Dataset excerpts:
===============
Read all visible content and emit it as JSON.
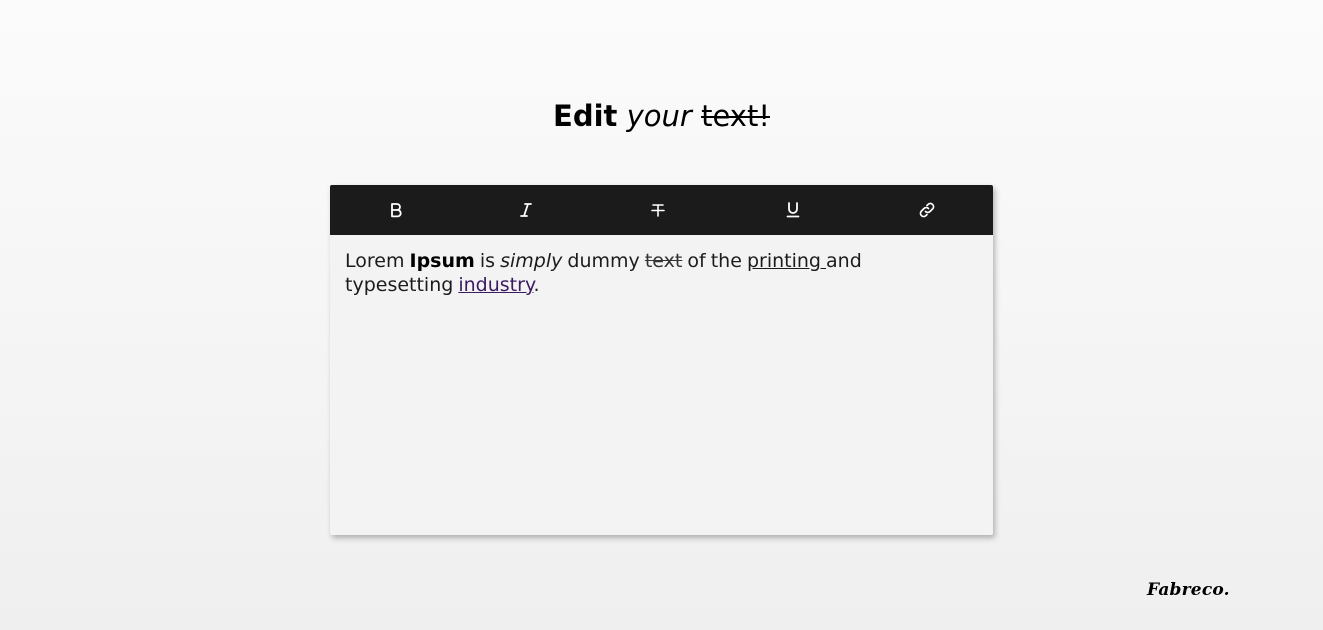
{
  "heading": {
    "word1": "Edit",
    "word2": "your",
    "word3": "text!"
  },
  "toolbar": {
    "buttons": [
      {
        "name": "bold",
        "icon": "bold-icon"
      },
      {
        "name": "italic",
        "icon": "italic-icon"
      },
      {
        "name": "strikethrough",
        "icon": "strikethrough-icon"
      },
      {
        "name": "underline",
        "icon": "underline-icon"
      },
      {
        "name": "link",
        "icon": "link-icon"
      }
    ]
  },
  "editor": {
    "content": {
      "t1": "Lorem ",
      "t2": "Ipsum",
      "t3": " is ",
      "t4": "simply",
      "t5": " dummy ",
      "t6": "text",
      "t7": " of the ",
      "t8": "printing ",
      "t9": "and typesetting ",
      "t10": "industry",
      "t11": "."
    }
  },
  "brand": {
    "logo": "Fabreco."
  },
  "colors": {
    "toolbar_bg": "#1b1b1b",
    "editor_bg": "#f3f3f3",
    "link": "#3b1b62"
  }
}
===============
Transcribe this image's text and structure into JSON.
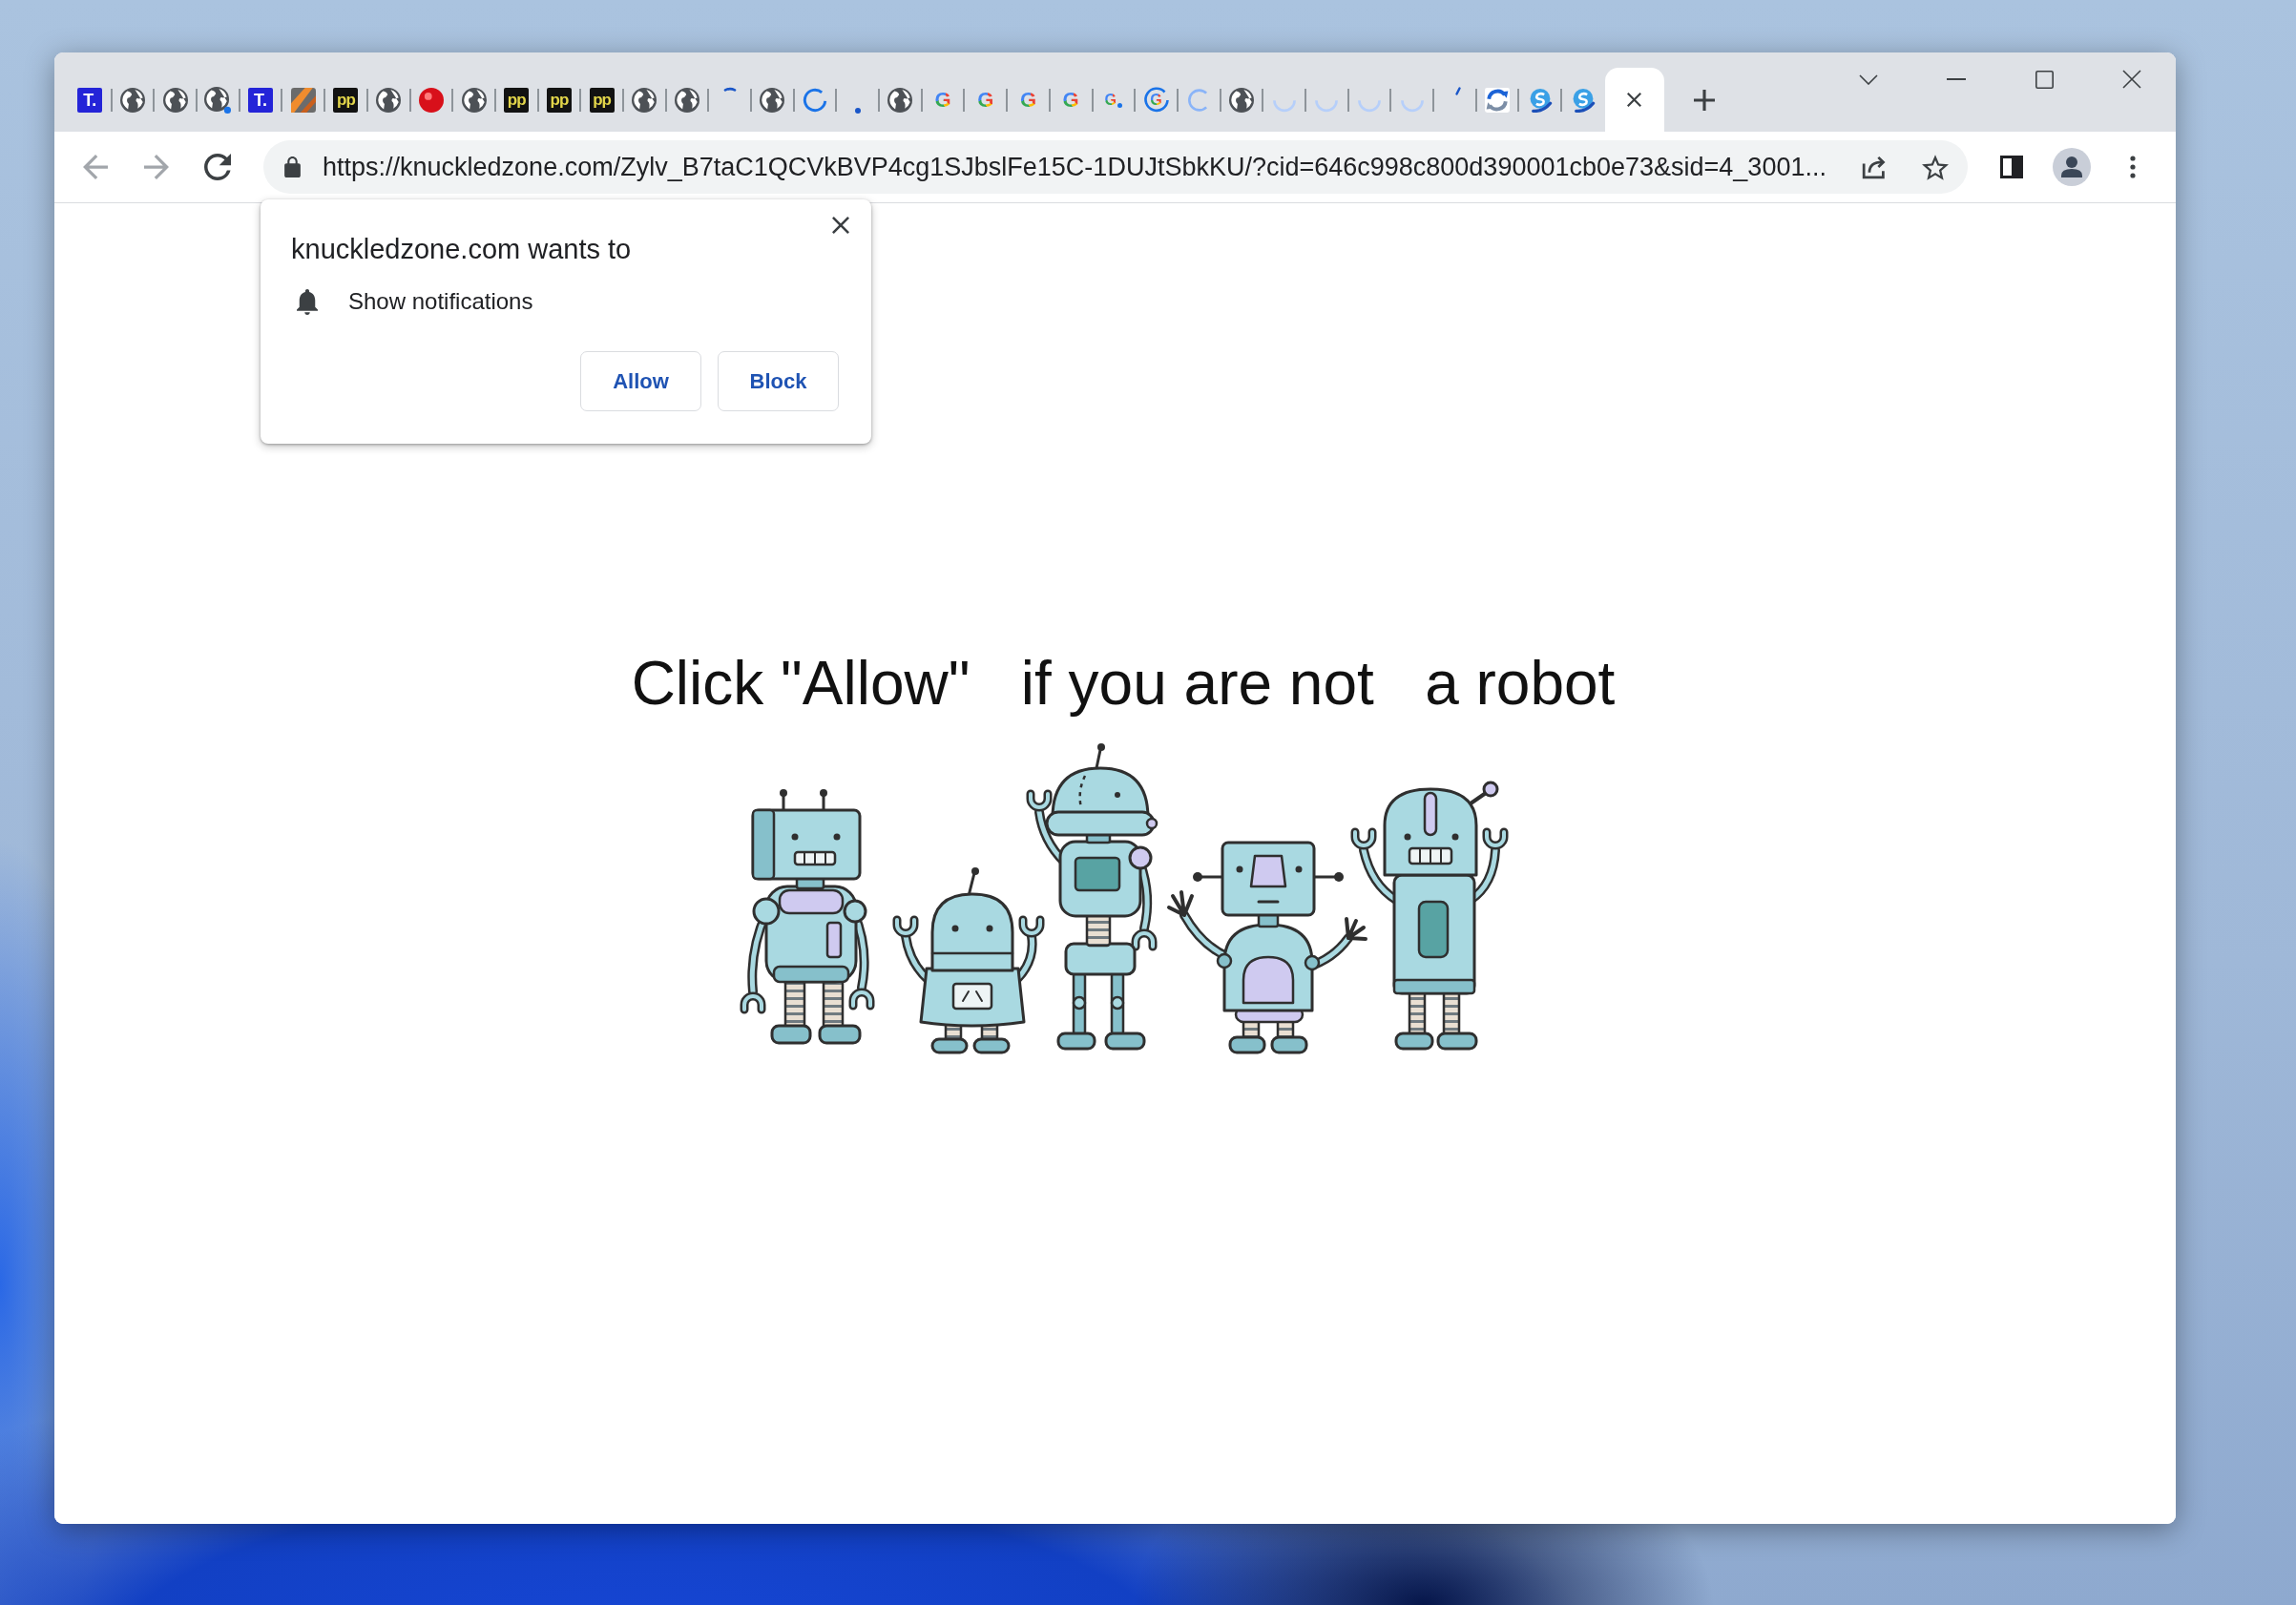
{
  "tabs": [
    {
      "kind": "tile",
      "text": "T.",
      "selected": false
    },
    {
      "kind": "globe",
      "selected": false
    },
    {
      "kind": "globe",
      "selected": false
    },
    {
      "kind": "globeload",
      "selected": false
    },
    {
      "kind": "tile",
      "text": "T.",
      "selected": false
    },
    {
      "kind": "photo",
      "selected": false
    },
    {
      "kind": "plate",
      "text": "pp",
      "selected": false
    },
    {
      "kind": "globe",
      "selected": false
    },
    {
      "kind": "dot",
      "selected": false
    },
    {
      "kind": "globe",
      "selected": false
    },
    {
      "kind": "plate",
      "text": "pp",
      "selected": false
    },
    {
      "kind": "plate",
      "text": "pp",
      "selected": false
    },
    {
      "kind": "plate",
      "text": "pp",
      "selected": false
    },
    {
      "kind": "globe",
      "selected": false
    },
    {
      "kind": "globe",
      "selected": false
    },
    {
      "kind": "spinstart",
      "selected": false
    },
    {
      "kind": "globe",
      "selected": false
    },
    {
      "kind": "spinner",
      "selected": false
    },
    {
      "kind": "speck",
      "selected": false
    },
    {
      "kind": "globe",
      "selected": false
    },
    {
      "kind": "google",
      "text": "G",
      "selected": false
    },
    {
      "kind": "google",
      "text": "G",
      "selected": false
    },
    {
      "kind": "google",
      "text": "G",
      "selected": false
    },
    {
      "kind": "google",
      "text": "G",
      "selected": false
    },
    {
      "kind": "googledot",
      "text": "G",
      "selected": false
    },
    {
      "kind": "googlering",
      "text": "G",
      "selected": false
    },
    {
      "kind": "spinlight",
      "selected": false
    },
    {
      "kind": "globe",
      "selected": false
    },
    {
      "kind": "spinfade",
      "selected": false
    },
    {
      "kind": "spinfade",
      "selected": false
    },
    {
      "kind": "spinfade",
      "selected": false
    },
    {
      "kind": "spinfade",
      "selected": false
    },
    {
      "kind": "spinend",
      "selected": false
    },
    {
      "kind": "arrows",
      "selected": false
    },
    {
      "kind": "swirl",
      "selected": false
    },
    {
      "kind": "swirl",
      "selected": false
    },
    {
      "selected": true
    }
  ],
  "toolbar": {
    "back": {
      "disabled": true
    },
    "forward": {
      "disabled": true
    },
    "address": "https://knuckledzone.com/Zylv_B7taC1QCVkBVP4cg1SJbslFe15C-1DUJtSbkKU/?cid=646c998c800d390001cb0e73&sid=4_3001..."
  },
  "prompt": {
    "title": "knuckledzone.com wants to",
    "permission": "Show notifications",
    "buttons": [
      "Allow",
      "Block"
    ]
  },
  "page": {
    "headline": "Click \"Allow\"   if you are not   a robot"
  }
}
===============
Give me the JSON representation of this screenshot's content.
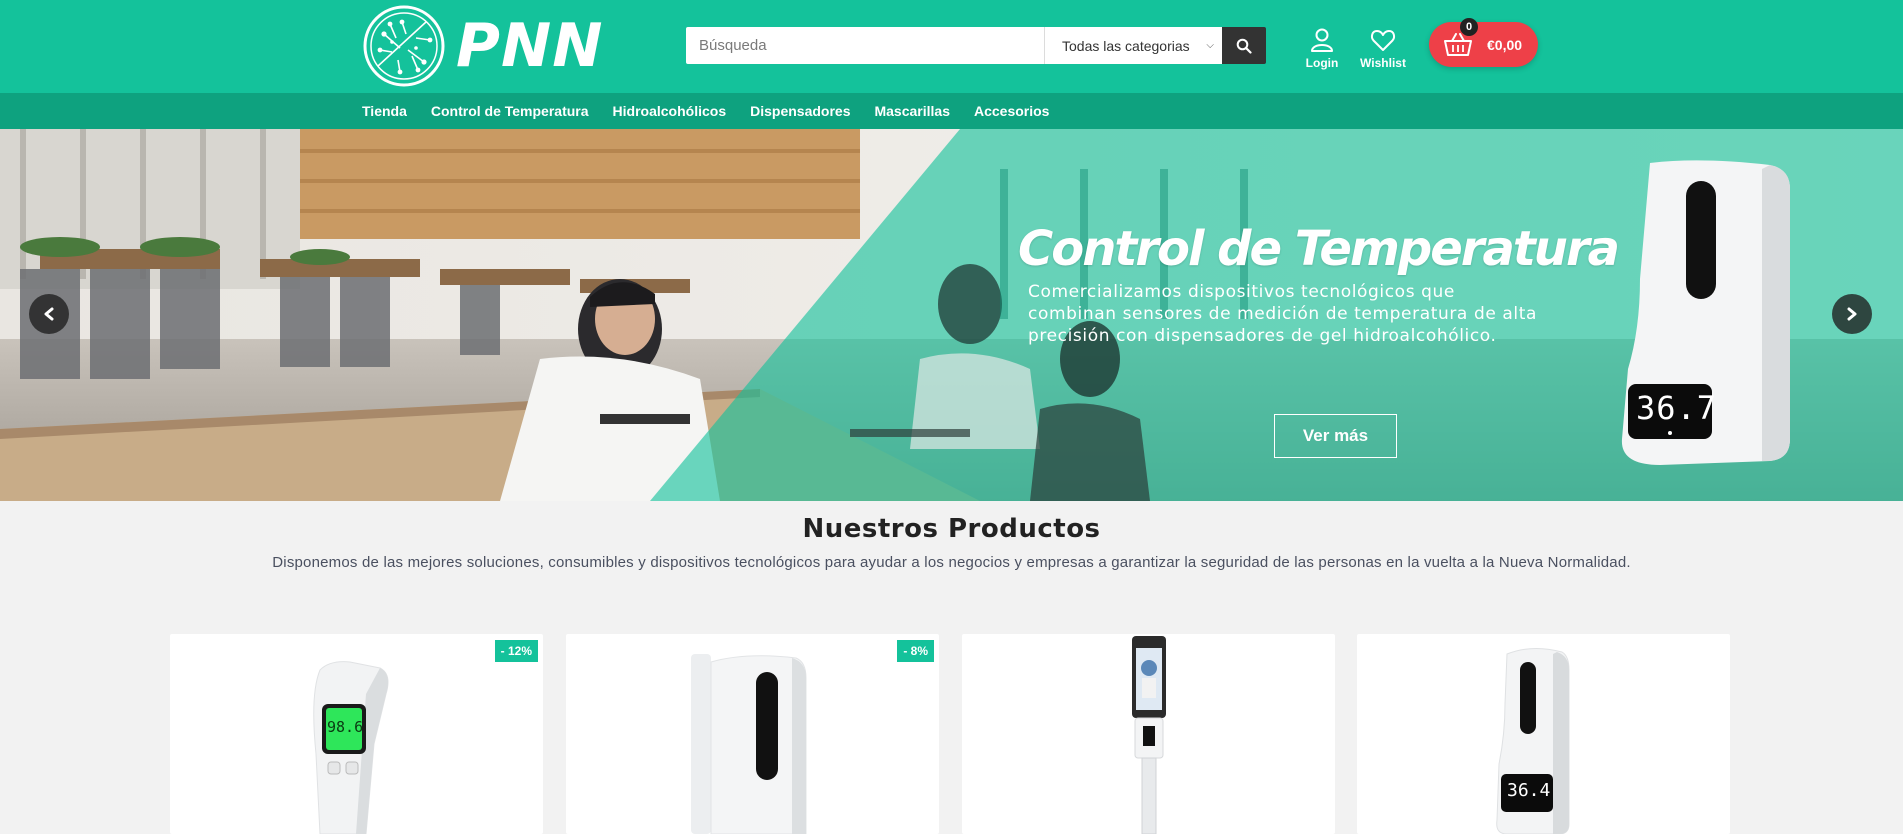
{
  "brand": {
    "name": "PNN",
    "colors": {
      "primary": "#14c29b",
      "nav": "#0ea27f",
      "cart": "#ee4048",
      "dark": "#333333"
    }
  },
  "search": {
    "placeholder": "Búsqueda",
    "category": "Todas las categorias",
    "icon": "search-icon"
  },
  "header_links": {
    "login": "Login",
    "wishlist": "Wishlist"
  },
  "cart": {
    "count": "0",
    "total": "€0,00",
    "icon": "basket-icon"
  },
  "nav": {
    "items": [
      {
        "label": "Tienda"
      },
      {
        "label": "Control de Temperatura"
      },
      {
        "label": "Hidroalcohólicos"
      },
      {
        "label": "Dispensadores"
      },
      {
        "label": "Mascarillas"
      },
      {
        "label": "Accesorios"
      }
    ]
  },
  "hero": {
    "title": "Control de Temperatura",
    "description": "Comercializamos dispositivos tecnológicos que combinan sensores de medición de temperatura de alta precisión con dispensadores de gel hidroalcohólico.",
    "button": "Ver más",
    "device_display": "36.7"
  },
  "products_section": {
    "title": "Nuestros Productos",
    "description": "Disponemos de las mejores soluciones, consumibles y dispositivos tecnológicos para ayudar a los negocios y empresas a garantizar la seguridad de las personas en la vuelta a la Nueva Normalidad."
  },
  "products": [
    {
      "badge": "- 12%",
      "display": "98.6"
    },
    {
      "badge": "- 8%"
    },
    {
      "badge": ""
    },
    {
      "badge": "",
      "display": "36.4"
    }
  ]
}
===============
-- Direction --
List all lines in the material containing the string "this".

-- Output --
Transcribe this image's text and structure into JSON.
Give me the JSON representation of this screenshot's content.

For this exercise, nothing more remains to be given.